Dataset excerpts
::::::::

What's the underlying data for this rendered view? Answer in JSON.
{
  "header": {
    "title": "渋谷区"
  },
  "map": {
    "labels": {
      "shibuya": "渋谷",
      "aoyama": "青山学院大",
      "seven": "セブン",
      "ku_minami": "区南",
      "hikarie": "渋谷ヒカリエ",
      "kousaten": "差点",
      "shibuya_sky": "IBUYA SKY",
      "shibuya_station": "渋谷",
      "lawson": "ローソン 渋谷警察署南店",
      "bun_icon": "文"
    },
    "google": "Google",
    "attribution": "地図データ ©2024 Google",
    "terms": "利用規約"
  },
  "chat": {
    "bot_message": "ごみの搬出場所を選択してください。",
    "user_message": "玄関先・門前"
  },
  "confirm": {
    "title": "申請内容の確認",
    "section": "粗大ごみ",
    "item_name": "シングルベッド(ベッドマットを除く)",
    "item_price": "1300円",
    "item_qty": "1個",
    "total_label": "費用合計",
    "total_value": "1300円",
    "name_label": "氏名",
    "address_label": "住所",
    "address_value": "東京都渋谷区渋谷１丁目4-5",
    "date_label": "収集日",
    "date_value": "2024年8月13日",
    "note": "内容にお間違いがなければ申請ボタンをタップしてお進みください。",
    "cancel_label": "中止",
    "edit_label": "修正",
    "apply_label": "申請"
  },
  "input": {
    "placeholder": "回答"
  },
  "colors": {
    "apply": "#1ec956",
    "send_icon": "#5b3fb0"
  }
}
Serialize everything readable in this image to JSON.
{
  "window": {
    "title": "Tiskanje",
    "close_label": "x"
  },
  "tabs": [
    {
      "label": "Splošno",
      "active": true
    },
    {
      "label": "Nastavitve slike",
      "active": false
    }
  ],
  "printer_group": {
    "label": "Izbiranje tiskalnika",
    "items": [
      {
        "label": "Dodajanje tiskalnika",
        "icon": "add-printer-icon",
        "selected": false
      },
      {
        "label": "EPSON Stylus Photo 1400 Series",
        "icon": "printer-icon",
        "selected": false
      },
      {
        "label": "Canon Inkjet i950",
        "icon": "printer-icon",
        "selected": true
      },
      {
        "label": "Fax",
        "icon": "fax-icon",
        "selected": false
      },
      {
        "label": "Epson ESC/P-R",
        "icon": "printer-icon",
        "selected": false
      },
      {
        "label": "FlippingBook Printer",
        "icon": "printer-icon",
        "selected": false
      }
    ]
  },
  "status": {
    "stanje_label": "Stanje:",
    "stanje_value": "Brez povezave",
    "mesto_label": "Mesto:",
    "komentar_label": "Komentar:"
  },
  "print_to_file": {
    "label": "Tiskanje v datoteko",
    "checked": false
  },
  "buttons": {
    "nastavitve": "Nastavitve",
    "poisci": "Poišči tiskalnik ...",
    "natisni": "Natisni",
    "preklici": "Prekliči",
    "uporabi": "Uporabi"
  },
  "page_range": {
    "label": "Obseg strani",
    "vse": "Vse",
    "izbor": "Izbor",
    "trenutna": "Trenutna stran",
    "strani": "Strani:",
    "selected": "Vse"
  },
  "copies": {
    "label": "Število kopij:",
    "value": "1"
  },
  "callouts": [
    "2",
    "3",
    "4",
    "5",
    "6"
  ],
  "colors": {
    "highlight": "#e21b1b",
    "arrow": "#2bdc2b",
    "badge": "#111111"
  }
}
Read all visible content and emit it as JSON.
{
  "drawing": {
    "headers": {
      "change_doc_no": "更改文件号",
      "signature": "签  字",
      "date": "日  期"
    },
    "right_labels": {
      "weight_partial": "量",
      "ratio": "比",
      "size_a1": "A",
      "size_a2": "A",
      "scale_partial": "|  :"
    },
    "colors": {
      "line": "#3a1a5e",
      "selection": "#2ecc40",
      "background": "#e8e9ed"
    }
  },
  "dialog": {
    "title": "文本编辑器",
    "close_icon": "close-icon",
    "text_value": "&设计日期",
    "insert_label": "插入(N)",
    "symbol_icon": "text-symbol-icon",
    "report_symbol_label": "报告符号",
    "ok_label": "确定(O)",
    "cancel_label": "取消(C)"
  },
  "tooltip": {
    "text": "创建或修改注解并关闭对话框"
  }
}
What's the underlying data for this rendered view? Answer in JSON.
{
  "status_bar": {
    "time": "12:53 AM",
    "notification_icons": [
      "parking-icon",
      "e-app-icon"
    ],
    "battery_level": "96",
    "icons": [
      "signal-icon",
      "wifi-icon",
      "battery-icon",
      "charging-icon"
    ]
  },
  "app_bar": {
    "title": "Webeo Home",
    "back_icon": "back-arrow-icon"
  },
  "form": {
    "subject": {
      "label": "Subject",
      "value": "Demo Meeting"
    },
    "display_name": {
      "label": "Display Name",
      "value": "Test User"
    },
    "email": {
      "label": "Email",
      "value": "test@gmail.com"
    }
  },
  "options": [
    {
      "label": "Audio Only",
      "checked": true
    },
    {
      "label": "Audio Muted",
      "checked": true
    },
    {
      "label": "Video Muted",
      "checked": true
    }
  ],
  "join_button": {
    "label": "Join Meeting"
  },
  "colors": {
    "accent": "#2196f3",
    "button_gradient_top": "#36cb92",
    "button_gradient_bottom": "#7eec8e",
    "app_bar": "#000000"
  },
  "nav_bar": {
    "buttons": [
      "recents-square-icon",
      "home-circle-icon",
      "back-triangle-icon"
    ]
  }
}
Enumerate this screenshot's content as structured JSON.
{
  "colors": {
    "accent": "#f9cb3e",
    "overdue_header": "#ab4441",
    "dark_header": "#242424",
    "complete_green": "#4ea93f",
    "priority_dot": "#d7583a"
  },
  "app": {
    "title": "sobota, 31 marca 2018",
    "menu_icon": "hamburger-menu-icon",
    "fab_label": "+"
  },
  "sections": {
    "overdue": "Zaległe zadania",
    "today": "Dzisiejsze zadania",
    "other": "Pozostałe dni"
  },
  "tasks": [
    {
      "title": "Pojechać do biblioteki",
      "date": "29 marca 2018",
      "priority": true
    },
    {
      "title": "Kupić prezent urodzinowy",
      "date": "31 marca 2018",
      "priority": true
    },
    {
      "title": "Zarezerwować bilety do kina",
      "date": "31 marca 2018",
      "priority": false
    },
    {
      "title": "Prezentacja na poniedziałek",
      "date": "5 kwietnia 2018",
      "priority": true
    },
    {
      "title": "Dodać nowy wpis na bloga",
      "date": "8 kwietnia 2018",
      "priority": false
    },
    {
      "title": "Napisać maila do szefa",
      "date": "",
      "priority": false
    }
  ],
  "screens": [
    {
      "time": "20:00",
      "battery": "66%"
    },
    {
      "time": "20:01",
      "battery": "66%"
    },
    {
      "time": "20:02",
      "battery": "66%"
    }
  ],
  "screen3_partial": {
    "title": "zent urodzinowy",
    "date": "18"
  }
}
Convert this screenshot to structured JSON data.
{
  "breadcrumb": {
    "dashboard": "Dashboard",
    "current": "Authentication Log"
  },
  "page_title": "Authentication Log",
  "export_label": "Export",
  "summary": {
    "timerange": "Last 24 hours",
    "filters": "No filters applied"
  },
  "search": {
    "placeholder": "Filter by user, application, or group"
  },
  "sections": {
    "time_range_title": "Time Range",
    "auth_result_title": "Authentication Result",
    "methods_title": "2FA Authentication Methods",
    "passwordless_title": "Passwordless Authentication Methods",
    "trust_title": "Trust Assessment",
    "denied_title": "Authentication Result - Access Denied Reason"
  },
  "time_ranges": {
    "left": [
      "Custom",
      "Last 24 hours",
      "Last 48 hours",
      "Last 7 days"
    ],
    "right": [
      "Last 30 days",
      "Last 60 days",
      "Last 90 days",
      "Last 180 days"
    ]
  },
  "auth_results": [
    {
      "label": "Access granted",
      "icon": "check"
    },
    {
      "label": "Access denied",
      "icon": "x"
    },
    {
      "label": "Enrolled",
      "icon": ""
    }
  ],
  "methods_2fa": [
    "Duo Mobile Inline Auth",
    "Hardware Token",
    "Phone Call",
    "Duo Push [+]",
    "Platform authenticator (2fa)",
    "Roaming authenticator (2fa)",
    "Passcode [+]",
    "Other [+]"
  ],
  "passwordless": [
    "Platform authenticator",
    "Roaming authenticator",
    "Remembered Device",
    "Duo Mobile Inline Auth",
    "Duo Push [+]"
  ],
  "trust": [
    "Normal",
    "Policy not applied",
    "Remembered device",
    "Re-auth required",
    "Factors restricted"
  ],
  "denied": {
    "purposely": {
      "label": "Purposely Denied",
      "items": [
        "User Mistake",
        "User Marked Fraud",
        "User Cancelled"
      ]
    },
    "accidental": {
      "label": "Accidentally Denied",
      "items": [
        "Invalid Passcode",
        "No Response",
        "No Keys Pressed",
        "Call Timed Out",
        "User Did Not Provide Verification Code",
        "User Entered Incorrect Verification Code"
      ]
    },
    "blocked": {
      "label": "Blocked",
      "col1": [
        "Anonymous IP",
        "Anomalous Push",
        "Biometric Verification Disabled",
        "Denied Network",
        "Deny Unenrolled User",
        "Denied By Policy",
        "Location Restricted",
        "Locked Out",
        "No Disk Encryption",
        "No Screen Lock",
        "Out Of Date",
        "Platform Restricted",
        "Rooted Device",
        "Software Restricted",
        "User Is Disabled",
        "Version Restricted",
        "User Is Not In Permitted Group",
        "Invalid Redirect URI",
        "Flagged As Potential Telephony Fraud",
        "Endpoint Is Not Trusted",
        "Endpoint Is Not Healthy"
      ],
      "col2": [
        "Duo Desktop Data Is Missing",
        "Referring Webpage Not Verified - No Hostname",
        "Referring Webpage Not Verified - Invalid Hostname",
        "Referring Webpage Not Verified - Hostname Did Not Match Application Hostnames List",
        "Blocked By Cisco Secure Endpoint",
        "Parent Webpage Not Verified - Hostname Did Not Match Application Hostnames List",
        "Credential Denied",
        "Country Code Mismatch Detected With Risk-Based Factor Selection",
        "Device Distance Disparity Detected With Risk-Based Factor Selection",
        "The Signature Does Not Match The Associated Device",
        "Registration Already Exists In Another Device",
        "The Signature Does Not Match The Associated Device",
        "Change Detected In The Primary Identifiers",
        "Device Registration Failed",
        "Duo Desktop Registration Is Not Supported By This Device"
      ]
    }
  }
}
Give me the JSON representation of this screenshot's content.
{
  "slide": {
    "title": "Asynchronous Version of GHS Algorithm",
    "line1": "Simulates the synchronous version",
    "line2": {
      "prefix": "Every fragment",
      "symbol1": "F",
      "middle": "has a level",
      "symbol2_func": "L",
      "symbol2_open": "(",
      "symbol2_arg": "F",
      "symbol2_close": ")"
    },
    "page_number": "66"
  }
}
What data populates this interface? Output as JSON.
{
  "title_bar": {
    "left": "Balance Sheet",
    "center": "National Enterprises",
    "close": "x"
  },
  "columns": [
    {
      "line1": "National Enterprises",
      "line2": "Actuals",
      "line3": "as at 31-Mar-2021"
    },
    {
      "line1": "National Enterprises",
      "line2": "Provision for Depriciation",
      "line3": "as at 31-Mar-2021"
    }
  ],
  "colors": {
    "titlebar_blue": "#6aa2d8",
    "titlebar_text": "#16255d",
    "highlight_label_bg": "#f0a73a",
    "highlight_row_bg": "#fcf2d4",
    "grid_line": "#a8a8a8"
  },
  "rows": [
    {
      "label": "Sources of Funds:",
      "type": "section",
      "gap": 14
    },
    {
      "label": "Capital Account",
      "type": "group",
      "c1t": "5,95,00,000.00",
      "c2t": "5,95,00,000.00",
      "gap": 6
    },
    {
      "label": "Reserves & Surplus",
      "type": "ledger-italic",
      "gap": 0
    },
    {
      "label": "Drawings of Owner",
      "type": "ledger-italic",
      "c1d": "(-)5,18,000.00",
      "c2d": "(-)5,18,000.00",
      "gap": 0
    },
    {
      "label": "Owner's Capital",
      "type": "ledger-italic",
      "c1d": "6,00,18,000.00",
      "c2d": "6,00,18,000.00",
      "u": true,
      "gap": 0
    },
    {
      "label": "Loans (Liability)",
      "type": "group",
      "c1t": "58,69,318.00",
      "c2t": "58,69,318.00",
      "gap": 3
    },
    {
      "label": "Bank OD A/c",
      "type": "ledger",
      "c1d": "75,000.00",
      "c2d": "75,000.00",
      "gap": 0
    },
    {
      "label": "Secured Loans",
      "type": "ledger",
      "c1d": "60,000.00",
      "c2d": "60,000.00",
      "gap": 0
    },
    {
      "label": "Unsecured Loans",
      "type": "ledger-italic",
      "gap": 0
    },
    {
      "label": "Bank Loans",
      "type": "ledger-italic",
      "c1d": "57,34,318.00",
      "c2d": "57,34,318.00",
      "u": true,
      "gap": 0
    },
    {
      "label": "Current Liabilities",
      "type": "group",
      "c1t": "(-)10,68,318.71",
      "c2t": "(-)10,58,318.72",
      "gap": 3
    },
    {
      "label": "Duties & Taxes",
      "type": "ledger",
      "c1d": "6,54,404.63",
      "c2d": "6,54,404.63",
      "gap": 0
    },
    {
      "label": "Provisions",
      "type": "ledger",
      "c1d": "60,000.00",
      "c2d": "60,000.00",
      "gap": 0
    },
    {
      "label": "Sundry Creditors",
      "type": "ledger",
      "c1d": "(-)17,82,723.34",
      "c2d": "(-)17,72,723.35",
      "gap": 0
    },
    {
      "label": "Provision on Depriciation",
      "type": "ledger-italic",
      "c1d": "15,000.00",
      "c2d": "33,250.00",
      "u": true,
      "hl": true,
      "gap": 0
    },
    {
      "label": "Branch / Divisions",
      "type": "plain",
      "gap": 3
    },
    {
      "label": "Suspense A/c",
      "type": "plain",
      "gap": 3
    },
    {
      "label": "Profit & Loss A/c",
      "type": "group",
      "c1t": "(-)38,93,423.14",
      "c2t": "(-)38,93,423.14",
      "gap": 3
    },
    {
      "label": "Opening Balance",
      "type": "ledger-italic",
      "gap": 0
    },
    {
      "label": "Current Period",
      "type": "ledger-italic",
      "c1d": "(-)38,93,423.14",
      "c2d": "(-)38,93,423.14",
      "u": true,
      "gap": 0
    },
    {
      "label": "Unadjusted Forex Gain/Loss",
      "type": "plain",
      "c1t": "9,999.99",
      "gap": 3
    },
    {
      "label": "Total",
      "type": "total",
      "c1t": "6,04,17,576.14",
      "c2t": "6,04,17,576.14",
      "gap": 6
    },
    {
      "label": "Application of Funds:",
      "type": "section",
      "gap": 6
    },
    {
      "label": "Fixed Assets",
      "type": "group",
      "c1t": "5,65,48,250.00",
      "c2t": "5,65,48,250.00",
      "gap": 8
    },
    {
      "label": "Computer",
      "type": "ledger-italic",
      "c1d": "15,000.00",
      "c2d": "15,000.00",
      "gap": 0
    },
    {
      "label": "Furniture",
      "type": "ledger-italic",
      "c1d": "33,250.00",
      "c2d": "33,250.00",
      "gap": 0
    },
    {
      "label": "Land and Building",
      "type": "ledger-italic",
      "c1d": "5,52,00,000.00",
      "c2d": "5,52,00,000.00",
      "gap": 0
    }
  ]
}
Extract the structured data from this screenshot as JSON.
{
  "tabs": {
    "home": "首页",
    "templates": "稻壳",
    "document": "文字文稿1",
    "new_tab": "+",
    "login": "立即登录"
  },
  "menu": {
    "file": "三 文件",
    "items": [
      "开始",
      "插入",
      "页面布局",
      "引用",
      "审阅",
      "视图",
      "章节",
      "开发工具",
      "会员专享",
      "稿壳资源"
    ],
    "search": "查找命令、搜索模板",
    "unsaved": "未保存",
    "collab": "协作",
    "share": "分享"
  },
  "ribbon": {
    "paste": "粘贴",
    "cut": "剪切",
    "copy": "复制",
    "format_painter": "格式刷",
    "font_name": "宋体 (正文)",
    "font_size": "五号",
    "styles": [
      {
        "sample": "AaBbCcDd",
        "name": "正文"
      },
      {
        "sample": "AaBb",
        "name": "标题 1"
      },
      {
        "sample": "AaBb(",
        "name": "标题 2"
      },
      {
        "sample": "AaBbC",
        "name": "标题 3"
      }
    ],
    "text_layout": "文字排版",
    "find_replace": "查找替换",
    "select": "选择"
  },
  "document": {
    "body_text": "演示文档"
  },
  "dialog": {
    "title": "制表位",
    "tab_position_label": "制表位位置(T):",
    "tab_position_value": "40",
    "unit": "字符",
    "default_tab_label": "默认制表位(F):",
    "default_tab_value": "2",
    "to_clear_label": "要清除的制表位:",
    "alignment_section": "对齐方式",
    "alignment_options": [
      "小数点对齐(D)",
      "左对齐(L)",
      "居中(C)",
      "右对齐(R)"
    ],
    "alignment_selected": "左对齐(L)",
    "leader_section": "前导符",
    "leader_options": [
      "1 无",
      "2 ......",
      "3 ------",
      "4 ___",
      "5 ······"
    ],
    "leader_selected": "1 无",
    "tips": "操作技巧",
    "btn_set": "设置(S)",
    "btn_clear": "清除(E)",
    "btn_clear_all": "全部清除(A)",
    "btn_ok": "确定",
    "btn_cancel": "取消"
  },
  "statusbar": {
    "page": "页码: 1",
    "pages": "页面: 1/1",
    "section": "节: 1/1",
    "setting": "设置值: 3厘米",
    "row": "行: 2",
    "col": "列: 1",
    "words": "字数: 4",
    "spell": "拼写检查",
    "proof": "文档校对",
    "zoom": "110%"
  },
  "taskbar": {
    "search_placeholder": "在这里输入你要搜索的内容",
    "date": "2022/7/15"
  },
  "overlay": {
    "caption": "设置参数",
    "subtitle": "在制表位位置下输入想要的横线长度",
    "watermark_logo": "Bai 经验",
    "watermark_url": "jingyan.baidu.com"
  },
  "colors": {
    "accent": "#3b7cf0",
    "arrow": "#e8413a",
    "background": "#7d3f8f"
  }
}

::::::::

List every line above that contains the word "Disabled".

● Problem solution:
        "Biometric Verification Disabled",
        "User Is Disabled",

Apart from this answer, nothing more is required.